Problem: Gather all lines with "ylabel" from the records.

Source data:
= = = = = = =

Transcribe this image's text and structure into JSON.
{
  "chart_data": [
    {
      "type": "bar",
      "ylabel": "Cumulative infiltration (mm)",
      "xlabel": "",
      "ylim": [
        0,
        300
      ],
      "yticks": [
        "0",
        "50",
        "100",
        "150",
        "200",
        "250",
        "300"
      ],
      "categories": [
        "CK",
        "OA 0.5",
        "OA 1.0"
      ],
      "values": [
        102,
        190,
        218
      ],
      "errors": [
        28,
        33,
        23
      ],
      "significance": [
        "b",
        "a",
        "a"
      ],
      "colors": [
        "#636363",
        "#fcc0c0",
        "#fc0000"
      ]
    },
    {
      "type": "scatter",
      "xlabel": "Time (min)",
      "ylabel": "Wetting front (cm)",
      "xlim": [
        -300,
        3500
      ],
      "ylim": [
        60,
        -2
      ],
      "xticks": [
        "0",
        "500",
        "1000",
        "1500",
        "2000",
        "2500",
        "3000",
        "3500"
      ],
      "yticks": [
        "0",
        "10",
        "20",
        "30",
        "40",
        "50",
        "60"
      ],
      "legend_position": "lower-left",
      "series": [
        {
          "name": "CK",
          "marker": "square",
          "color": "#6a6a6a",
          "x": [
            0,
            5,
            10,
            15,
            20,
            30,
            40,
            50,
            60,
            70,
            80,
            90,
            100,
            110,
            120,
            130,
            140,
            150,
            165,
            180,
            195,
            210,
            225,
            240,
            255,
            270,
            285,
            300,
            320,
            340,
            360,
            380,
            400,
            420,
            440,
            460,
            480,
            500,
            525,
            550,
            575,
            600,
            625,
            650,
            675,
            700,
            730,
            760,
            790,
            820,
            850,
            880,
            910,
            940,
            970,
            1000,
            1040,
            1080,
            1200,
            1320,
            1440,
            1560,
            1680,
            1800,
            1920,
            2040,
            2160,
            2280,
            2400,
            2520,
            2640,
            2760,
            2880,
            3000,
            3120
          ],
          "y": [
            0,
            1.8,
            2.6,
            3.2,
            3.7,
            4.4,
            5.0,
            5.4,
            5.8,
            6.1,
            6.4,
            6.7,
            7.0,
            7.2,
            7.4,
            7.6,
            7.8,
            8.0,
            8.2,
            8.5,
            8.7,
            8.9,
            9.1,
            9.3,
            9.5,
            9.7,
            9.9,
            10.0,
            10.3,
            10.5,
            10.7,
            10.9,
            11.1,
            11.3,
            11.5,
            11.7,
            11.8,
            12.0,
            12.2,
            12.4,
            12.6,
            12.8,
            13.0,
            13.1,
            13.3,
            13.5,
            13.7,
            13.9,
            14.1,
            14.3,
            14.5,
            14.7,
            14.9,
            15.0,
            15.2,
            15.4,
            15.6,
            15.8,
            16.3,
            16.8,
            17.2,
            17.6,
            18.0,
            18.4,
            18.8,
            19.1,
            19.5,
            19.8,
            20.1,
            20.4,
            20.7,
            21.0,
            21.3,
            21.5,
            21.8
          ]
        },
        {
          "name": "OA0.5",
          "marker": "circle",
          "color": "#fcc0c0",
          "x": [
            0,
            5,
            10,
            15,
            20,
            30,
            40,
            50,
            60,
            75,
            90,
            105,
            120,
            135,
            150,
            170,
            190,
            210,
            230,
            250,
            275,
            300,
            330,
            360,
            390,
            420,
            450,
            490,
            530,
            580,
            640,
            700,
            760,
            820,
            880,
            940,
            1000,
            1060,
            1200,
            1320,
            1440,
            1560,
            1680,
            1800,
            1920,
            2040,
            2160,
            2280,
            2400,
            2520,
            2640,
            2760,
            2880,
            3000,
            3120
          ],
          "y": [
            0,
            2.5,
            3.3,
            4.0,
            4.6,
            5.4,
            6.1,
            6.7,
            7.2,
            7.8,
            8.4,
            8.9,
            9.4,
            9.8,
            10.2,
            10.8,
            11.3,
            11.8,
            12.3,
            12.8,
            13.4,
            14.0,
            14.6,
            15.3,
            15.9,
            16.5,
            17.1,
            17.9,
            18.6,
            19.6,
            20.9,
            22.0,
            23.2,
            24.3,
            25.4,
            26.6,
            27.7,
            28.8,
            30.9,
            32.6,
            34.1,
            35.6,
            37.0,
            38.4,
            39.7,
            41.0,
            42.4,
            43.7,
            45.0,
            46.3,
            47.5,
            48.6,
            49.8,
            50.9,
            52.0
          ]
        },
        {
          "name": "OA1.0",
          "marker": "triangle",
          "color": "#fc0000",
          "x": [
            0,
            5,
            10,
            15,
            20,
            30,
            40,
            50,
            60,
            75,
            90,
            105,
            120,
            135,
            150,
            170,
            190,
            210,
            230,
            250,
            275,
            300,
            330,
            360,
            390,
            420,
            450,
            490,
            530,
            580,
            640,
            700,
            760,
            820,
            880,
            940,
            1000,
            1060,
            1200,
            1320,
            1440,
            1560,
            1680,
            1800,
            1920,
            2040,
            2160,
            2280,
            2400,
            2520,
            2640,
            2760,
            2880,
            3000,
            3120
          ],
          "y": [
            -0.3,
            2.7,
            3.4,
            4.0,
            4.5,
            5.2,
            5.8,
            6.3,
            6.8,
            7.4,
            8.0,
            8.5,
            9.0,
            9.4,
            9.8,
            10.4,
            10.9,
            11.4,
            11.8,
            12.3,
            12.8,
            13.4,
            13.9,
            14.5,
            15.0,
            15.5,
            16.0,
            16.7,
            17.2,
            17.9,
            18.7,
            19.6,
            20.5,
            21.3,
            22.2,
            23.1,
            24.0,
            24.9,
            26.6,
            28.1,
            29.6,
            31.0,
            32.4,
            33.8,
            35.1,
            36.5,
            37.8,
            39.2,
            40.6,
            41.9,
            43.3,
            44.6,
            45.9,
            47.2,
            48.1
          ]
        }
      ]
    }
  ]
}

= = = = = = =

Result of this exercise:
      "ylabel": "Cumulative infiltration (mm)",
      "ylabel": "Wetting front (cm)",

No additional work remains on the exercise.